- Task directions -
What is the number of lines in the entries below that include the word "由平衡条件分析可知"? Provide the number only.

- Extracted information -

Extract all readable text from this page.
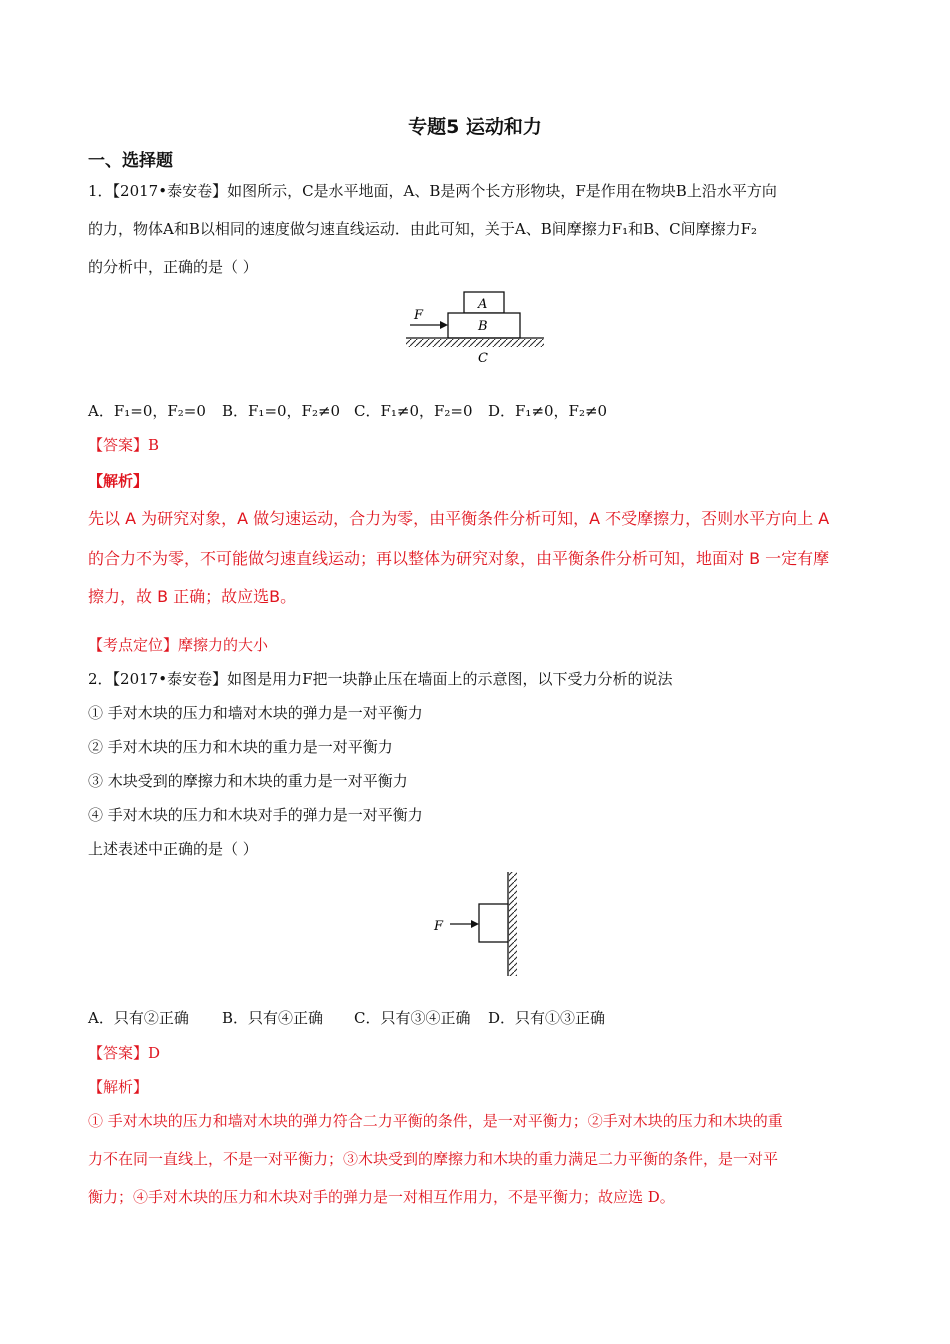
专题5 运动和力
一、选择题
1．【2017•泰安卷】如图所示，C是水平地面，A、B是两个长方形物块，F是作用在物块B上沿水平方向
的力，物体A和B以相同的速度做匀速直线运动．由此可知，关于A、B间摩擦力F₁和B、C间摩擦力F₂
的分析中，正确的是（ ）
A
B
C
F
A．F₁=0，F₂=0 B．F₁=0，F₂≠0 C．F₁≠0，F₂=0 D．F₁≠0，F₂≠0
【答案】B
【解析】
先以 A 为研究对象，A 做匀速运动，合力为零，由平衡条件分析可知，A 不受摩擦力，否则水平方向上 A
的合力不为零，不可能做匀速直线运动；再以整体为研究对象，由平衡条件分析可知，地面对 B 一定有摩
擦力，故 B 正确；故应选B。
【考点定位】摩擦力的大小
2．【2017•泰安卷】如图是用力F把一块静止压在墙面上的示意图，以下受力分析的说法
① 手对木块的压力和墙对木块的弹力是一对平衡力
② 手对木块的压力和木块的重力是一对平衡力
③ 木块受到的摩擦力和木块的重力是一对平衡力
④ 手对木块的压力和木块对手的弹力是一对平衡力
上述表述中正确的是（ ）
F
A．只有②正确 B．只有④正确 C．只有③④正确 D．只有①③正确
【答案】D
【解析】
① 手对木块的压力和墙对木块的弹力符合二力平衡的条件，是一对平衡力；②手对木块的压力和木块的重
力不在同一直线上，不是一对平衡力；③木块受到的摩擦力和木块的重力满足二力平衡的条件，是一对平
衡力；④手对木块的压力和木块对手的弹力是一对相互作用力，不是平衡力；故应选 D。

- Worked answer -
2